◆ **Goal**
Pick out each line containing the string "name".

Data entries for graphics
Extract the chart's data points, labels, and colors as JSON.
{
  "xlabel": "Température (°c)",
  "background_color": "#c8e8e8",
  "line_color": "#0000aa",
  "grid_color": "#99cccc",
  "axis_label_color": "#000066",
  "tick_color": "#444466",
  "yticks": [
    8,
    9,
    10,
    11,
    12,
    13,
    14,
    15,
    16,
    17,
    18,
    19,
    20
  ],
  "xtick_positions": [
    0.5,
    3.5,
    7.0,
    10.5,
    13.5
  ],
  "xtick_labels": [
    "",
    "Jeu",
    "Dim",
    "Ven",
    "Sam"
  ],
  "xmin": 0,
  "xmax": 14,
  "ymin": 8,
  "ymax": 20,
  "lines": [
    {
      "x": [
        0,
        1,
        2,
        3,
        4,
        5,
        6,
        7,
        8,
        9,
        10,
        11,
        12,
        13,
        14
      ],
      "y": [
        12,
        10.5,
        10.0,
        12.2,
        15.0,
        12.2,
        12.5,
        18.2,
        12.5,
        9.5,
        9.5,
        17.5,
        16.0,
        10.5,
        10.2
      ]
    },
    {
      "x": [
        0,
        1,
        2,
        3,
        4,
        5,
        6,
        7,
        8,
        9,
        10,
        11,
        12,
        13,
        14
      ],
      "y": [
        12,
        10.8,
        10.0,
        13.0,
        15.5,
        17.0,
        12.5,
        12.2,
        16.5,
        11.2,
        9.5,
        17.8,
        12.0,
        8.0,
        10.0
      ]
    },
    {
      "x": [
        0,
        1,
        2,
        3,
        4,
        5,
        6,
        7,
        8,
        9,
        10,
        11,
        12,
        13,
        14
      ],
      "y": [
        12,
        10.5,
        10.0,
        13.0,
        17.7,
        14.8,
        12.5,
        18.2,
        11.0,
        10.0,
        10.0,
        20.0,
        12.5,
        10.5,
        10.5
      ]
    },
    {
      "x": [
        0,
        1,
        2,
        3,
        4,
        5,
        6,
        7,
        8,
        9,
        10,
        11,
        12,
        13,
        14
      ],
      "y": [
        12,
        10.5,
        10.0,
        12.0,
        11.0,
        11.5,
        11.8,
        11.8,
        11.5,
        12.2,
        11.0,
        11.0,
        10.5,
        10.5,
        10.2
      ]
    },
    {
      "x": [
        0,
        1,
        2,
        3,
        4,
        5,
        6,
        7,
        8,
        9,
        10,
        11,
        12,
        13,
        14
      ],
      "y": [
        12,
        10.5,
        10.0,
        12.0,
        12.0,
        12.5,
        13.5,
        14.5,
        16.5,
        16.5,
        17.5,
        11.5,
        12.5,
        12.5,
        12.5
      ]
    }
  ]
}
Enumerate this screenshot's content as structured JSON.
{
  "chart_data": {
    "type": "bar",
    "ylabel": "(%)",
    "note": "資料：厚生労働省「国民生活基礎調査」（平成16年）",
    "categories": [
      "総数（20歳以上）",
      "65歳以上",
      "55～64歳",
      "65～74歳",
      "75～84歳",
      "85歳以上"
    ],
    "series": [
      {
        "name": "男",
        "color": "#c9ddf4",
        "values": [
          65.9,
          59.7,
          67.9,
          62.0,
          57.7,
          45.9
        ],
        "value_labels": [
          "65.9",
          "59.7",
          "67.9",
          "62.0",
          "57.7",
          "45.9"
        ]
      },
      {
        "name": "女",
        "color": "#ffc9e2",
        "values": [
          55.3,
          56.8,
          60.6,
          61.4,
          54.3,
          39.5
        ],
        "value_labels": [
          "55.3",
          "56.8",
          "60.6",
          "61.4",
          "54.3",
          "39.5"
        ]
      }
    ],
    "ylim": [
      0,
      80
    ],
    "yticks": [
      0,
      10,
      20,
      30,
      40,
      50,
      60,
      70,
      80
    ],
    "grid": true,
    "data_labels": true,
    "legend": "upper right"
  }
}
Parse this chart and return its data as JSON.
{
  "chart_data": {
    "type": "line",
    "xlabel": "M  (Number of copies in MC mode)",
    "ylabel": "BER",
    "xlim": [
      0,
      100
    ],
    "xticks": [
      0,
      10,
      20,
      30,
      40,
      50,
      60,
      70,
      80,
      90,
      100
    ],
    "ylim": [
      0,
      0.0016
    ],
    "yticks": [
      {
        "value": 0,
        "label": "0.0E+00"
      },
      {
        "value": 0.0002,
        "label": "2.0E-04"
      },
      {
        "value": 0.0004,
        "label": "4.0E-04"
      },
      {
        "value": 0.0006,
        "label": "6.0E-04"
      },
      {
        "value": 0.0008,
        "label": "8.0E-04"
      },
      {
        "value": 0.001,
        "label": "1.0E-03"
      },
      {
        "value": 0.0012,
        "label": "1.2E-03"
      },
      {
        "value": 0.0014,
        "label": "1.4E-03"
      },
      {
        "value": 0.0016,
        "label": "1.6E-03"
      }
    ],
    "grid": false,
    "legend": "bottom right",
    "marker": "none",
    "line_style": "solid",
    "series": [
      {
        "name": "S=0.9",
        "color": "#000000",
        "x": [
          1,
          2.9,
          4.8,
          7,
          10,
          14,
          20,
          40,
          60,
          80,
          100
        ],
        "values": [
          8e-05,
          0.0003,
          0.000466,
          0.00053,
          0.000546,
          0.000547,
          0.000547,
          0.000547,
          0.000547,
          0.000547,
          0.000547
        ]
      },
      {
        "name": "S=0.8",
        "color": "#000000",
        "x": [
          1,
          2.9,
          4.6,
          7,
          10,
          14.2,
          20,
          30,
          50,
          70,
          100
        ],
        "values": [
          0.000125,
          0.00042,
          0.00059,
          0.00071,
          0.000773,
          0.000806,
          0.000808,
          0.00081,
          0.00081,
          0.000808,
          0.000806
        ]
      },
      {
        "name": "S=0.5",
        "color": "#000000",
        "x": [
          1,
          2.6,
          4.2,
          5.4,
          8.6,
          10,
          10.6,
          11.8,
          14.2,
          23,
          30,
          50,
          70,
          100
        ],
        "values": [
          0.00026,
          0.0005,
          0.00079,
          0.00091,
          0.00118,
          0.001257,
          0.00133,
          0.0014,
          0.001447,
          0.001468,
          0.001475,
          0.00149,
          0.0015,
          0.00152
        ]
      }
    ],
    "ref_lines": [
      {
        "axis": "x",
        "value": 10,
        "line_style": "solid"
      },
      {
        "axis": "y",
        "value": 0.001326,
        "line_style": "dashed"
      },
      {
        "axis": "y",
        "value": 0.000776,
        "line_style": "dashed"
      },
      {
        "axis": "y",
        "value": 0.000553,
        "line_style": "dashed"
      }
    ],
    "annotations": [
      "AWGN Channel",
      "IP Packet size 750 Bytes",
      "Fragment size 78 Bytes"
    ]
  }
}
* * *
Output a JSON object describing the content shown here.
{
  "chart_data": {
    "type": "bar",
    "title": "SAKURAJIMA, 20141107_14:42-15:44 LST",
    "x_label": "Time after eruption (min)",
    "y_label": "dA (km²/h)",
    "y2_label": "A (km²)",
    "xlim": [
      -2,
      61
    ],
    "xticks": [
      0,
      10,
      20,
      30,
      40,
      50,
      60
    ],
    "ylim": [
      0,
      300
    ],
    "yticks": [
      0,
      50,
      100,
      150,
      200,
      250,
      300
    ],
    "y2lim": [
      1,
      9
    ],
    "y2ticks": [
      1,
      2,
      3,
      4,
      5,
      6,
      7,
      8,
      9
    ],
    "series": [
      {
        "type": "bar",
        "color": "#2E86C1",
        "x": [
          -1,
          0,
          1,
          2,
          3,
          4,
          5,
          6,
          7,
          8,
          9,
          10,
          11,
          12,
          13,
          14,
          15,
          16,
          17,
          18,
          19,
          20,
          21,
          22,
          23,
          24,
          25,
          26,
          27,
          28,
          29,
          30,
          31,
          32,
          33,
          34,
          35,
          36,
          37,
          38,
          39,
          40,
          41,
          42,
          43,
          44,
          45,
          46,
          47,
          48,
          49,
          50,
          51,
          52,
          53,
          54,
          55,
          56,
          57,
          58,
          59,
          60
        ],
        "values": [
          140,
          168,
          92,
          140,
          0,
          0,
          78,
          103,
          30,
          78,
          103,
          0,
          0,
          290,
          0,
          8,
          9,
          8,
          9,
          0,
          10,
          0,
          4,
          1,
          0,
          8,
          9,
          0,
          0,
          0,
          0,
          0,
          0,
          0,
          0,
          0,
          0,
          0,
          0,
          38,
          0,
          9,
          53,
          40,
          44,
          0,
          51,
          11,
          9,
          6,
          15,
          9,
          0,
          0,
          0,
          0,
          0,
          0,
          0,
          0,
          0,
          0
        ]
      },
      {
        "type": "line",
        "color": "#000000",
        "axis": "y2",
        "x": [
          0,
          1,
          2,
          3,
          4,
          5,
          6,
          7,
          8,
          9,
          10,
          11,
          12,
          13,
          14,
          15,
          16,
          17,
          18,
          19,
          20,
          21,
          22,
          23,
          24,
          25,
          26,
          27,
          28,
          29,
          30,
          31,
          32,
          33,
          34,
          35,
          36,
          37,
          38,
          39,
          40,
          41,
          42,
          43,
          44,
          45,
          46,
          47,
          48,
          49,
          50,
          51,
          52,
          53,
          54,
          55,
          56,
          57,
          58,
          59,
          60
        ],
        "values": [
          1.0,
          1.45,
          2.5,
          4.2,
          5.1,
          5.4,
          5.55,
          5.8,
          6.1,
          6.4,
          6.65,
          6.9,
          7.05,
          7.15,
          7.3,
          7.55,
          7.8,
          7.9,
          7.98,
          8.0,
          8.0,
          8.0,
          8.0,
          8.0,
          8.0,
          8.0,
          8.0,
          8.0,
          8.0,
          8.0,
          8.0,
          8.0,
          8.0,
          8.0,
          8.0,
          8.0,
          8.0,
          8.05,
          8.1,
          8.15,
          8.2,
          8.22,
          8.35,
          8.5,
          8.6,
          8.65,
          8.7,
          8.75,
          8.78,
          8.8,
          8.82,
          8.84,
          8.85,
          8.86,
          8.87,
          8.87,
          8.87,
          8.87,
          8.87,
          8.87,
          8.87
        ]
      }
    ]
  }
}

◆ **The response**
        "name": "男",
        "name": "女",
        "name": "S=0.9",
        "name": "S=0.8",
        "name": "S=0.5",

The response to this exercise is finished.